The Resurrected Body of Christ

At Easter we spoke about the resurrection. We spoke about the fact that the body of Jesus had gone missing from the tomb. We also spoke about the fact that multiple people reported having an experience with the resurrected Jesus. … People in the ancient world were accustomed to stories about dreams or visions where a loved one who died spoke to someone. They were also aware of stories about ghosts. You might remember that when Jesus was walking on the water some of the disciples in the boat were afraid because they thought Jesus was a ghost (Matt 14:26). In our Gospel reading we again see that the disciples were trying to fit the resurrected Jesus into a category so they could understand what was happening. We read, “They were startled and terrified, and thought that they were seeing a ghost” (Luke 24:37). Then Jesus eats a piece of fish in front of his disciples. This might seem like an odd detail to include, but what he is doing is proving that he is not a ghost. He didn’t fit their categories.

---+---

### Goal
List every word the passage on the resurrected body of Christ uses to describe the disciples' fear. You won't need the layout records that come next.

(Layout records)
---+---

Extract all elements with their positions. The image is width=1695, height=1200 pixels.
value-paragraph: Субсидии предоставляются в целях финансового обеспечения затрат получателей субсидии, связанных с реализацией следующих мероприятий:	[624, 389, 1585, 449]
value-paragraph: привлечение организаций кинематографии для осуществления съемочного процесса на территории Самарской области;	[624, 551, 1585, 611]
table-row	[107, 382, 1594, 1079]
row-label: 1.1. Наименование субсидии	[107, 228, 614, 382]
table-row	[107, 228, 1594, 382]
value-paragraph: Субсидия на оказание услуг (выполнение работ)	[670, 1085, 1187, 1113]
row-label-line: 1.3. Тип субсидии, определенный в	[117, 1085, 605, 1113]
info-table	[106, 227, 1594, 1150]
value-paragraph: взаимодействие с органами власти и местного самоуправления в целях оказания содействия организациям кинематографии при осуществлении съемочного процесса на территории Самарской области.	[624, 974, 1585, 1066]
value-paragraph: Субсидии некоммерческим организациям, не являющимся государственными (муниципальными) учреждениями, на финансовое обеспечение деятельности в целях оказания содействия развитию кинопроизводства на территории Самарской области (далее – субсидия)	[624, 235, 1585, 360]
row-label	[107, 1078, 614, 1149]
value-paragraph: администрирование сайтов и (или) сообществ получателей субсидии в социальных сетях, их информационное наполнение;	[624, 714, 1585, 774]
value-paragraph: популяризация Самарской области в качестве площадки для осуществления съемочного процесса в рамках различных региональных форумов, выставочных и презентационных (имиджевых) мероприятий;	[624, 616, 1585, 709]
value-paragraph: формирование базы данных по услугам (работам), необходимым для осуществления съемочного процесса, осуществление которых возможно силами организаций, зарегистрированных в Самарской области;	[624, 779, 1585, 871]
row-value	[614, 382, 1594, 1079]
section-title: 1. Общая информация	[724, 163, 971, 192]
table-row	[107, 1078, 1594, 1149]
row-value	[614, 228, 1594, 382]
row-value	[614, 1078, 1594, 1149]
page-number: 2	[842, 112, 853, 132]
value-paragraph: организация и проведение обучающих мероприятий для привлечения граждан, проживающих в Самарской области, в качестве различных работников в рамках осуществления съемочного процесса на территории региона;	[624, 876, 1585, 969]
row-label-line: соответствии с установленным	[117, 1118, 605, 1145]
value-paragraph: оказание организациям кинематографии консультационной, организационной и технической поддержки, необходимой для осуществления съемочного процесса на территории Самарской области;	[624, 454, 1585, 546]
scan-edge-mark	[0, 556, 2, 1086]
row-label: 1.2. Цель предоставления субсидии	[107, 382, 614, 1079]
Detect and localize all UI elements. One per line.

---+---

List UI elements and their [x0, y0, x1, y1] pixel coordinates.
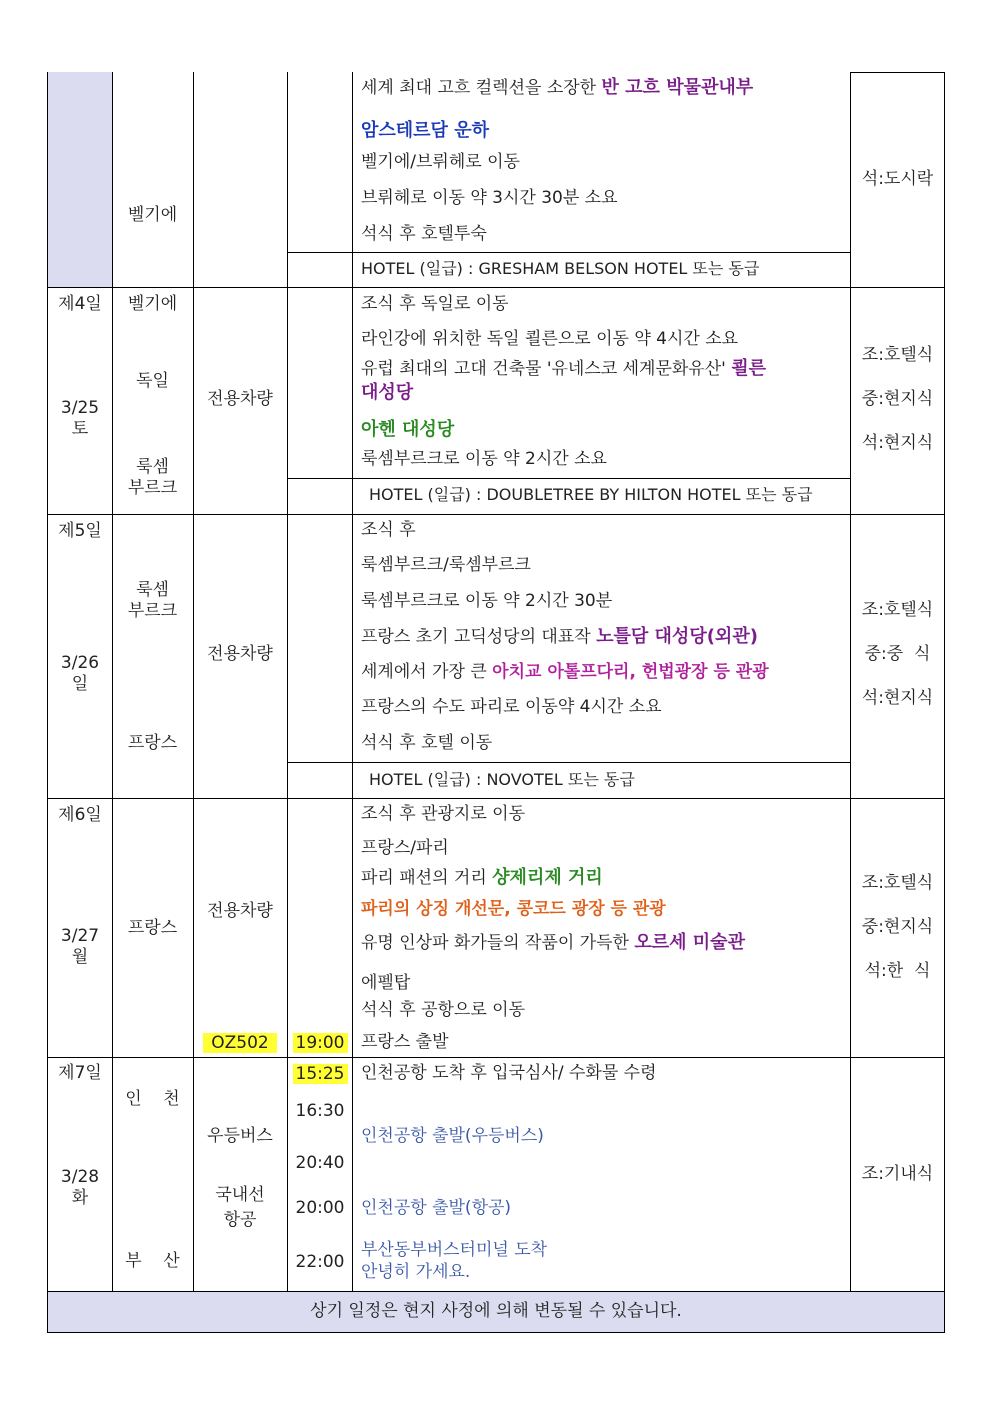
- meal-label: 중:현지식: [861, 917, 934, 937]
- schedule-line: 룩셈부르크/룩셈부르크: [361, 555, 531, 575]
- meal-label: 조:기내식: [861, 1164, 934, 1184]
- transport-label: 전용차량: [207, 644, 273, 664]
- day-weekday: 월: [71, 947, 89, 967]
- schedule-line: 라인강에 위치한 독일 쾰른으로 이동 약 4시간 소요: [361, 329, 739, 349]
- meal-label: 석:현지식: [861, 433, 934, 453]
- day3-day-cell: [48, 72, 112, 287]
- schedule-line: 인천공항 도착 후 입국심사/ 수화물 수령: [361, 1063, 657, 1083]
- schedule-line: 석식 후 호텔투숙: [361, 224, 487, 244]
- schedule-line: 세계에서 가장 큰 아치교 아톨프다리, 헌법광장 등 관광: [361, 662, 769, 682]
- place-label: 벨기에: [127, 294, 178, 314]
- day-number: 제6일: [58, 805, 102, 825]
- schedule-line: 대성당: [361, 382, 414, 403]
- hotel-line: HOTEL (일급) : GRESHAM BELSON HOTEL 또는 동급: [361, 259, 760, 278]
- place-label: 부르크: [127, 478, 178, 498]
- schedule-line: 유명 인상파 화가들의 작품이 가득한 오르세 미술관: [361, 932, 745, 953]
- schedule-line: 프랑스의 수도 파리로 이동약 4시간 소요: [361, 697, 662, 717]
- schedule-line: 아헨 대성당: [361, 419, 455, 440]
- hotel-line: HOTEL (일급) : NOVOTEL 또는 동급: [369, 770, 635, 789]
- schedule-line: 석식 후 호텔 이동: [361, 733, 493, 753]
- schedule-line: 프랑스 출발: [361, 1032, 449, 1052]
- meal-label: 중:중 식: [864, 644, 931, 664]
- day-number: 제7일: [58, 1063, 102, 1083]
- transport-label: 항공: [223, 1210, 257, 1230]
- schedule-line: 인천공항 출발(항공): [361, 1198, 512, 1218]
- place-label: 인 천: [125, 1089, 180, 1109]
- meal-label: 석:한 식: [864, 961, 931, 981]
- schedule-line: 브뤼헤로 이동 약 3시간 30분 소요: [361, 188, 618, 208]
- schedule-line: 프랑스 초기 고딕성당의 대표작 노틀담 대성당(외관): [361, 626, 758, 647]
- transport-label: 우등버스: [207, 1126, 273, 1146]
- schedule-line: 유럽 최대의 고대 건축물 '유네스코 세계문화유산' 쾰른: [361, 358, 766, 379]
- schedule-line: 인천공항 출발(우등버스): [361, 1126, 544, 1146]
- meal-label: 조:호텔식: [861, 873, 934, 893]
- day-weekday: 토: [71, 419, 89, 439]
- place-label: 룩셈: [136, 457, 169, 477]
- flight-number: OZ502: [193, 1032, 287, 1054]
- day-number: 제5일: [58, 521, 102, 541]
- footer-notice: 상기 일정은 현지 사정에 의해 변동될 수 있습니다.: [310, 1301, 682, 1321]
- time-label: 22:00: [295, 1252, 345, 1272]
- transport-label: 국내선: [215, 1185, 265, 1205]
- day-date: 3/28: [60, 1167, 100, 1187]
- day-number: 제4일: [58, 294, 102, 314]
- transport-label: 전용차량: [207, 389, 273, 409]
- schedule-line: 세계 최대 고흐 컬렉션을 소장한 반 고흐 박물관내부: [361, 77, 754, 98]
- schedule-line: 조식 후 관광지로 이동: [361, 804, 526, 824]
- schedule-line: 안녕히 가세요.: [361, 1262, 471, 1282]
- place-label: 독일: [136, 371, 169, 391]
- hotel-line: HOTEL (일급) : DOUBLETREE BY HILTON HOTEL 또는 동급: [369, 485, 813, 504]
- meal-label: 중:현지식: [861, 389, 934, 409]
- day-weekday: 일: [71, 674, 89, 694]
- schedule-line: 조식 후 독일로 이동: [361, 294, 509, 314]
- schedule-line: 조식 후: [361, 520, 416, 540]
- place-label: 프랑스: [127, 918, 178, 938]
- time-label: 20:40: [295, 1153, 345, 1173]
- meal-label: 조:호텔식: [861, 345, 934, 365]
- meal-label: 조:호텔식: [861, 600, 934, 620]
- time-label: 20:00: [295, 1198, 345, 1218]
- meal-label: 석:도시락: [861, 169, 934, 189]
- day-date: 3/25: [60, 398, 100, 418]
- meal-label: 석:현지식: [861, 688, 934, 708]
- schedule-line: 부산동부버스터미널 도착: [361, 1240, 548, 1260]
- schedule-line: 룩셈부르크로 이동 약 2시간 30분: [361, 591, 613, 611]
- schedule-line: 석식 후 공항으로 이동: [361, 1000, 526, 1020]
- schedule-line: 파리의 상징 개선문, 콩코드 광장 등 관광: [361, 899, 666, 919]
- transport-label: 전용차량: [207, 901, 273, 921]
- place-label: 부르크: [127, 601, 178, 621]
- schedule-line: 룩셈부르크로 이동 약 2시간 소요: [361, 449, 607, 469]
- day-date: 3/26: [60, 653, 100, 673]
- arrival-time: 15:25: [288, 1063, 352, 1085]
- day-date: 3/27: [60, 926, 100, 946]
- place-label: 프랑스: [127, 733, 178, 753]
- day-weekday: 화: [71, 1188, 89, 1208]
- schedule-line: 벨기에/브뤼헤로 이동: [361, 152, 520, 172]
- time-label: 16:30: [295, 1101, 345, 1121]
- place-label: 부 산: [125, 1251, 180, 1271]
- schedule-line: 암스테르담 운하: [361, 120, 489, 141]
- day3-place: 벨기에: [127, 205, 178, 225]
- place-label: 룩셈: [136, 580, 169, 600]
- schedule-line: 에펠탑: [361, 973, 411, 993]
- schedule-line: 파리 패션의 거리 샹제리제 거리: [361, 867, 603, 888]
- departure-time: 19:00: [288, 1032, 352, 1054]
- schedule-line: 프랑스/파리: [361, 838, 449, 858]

---+---

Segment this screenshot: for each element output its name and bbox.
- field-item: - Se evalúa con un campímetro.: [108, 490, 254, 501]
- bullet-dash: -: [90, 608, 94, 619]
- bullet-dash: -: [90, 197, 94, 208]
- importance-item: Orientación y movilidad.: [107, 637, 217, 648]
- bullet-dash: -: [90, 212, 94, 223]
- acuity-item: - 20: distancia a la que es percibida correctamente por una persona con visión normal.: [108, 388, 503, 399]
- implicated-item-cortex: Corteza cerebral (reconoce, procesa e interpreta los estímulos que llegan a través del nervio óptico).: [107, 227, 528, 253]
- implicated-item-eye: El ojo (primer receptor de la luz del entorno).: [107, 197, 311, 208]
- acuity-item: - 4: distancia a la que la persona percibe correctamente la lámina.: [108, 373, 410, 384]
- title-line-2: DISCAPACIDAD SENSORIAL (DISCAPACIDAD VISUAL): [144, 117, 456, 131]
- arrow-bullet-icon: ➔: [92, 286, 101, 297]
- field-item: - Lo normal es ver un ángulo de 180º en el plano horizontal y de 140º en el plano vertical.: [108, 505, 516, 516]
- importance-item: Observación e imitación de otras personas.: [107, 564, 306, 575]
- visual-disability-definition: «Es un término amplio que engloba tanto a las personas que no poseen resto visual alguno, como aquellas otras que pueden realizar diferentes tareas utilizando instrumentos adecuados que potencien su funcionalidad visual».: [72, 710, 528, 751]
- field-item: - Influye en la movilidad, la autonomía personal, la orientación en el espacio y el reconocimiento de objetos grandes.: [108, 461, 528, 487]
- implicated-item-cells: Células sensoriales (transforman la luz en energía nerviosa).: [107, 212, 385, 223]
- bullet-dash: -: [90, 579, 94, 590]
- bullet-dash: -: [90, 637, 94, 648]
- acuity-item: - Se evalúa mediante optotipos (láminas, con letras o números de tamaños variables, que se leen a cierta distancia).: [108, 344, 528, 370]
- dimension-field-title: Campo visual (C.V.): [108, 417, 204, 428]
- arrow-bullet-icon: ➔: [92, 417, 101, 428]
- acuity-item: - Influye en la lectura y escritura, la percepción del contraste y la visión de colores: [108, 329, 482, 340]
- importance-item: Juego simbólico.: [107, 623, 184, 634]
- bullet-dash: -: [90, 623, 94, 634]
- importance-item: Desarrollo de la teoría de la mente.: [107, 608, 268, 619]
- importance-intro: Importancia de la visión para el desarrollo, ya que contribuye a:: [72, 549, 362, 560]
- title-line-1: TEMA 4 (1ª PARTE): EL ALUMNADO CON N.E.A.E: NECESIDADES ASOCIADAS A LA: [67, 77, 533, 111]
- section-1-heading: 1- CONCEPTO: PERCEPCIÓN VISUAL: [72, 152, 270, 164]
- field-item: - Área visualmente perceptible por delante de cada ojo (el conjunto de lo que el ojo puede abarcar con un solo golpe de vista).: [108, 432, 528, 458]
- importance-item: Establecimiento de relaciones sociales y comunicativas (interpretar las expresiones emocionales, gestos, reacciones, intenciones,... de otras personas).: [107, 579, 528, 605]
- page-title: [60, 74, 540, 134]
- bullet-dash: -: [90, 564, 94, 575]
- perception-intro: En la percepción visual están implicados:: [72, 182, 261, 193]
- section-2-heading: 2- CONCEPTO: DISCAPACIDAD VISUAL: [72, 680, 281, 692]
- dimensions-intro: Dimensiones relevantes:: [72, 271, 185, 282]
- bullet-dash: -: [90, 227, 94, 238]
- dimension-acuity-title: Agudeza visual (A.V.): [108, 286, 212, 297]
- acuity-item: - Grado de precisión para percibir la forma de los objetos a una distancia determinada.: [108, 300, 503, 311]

---+---

### Full solution
afraid, startled, terrified